#### PROBLEM REQUIREMENTS
State only the count of lines in the listing below that hold "Website".

[Extracted records]
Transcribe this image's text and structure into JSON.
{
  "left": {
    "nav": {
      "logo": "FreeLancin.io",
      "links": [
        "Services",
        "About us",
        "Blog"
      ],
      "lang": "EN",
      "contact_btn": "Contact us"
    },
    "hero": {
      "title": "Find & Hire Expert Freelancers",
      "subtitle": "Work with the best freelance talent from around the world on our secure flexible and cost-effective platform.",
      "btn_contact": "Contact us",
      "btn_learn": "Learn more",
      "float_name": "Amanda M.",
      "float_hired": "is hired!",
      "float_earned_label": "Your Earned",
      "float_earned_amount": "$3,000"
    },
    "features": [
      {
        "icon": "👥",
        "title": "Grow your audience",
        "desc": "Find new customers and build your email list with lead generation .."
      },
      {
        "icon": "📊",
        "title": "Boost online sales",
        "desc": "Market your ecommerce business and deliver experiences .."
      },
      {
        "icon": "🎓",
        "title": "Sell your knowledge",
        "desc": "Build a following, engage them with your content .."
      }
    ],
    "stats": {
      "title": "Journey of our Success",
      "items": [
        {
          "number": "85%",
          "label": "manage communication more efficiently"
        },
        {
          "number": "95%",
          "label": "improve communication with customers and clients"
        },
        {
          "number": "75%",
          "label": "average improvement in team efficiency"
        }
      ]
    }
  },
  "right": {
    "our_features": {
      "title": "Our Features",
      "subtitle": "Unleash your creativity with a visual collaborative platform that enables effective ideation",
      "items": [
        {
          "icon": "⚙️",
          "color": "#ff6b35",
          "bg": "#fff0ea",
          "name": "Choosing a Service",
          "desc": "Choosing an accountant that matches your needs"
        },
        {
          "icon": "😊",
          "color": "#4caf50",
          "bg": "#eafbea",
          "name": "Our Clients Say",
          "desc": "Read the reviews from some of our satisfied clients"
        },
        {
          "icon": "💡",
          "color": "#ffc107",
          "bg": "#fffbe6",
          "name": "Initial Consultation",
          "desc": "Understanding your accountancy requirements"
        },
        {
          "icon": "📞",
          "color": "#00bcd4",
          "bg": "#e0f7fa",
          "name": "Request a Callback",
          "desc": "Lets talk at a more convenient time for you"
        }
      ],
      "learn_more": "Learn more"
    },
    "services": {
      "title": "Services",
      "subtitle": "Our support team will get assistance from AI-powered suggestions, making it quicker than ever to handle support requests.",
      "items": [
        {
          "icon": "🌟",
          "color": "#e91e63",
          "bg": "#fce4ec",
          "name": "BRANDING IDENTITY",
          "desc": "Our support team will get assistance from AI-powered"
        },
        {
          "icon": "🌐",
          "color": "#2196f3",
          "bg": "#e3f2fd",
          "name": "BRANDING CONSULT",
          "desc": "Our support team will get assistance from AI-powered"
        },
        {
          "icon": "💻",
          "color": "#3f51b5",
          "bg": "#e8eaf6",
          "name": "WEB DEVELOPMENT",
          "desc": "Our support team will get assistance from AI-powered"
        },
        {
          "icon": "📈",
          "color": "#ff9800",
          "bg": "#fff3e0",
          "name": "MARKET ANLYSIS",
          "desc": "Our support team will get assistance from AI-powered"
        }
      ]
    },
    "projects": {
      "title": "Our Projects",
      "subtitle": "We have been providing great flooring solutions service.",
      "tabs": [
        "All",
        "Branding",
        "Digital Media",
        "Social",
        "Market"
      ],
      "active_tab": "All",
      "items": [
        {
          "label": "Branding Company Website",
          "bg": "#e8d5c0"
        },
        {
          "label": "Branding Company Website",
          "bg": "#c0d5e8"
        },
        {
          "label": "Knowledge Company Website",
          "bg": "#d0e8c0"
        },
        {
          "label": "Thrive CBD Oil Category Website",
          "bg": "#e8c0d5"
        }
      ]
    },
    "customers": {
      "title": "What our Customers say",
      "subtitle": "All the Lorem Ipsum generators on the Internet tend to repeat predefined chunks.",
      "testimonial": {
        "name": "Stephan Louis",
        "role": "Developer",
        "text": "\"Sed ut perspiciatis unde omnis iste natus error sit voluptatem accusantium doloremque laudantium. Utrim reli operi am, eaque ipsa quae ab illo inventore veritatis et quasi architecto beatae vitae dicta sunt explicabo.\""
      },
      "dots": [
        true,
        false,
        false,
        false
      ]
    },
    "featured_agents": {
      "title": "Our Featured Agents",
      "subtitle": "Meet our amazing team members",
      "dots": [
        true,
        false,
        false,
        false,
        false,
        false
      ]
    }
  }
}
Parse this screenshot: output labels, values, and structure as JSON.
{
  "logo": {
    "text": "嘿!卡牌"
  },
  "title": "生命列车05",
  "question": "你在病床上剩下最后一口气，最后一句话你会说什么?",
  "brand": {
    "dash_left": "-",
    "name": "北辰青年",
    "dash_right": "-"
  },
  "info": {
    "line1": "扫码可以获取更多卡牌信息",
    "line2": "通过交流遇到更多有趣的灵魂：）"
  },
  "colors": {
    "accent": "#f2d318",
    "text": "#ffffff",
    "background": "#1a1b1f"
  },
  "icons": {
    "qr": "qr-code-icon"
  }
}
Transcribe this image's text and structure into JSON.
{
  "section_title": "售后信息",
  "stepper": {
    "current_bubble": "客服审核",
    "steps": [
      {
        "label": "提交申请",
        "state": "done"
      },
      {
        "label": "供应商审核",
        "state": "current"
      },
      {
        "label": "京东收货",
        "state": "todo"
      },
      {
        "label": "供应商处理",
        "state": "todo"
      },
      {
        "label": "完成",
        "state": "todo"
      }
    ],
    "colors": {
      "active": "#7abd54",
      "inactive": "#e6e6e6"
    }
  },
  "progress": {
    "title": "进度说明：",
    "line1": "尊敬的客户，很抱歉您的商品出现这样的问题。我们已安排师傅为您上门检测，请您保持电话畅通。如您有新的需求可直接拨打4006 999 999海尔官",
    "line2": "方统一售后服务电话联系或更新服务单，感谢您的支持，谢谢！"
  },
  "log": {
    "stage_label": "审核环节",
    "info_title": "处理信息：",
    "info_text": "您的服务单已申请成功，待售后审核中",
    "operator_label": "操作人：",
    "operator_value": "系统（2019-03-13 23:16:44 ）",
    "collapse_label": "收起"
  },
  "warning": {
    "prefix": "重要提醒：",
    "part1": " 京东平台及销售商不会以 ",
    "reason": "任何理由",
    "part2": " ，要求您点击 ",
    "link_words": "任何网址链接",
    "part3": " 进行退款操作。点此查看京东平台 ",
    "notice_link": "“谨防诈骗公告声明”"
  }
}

#### SOLUTION FOR THIS PROBLEM
4